■ **WHAT NEEDS TO BE DONE**
Copy out every one of the rows below character for character, keeping them in the same order.

■ **EXERCISE MATERIAL**
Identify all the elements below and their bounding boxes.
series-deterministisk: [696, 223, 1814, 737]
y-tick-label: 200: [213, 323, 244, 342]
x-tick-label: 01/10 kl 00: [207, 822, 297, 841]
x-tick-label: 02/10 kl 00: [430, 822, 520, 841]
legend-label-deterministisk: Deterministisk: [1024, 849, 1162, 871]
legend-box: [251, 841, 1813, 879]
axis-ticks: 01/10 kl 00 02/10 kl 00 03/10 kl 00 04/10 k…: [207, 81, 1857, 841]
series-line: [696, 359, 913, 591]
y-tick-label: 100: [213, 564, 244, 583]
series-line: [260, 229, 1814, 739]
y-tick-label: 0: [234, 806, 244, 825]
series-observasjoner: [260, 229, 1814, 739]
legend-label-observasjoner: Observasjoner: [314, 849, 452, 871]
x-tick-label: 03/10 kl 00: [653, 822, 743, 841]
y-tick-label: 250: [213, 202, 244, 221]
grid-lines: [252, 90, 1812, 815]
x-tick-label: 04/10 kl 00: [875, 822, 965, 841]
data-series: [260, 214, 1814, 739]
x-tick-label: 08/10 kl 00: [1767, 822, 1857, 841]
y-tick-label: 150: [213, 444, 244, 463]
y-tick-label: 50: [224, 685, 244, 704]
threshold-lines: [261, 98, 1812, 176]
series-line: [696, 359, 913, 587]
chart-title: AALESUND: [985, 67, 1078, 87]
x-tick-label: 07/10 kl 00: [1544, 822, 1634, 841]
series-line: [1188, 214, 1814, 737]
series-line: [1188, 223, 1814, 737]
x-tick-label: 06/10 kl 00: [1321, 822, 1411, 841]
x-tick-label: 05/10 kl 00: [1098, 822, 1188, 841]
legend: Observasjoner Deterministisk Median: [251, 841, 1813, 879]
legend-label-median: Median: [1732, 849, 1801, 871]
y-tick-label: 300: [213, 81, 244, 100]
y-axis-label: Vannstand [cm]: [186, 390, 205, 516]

■ **OUTPUT FOR THIS TASK**
Identify all the elements below and their bounding boxes.
series-deterministisk: [696, 223, 1814, 737]
y-tick-label: 200: [213, 323, 244, 342]
x-tick-label: 01/10 kl 00: [207, 822, 297, 841]
x-tick-label: 02/10 kl 00: [430, 822, 520, 841]
legend-label-deterministisk: Deterministisk: [1024, 849, 1162, 871]
legend-box: [251, 841, 1813, 879]
axis-ticks: 01/10 kl 00 02/10 kl 00 03/10 kl 00 04/10 k…: [207, 81, 1857, 841]
series-line: [696, 359, 913, 591]
y-tick-label: 100: [213, 564, 244, 583]
series-line: [260, 229, 1814, 739]
y-tick-label: 0: [234, 806, 244, 825]
series-observasjoner: [260, 229, 1814, 739]
legend-label-observasjoner: Observasjoner: [314, 849, 452, 871]
x-tick-label: 03/10 kl 00: [653, 822, 743, 841]
y-tick-label: 250: [213, 202, 244, 221]
grid-lines: [252, 90, 1812, 815]
x-tick-label: 04/10 kl 00: [875, 822, 965, 841]
data-series: [260, 214, 1814, 739]
x-tick-label: 08/10 kl 00: [1767, 822, 1857, 841]
y-tick-label: 150: [213, 444, 244, 463]
y-tick-label: 50: [224, 685, 244, 704]
threshold-lines: [261, 98, 1812, 176]
series-line: [696, 359, 913, 587]
chart-title: AALESUND: [985, 67, 1078, 87]
x-tick-label: 07/10 kl 00: [1544, 822, 1634, 841]
series-line: [1188, 214, 1814, 737]
series-line: [1188, 223, 1814, 737]
x-tick-label: 06/10 kl 00: [1321, 822, 1411, 841]
x-tick-label: 05/10 kl 00: [1098, 822, 1188, 841]
legend: Observasjoner Deterministisk Median: [251, 841, 1813, 879]
legend-label-median: Median: [1732, 849, 1801, 871]
y-tick-label: 300: [213, 81, 244, 100]
y-axis-label: Vannstand [cm]: [186, 390, 205, 516]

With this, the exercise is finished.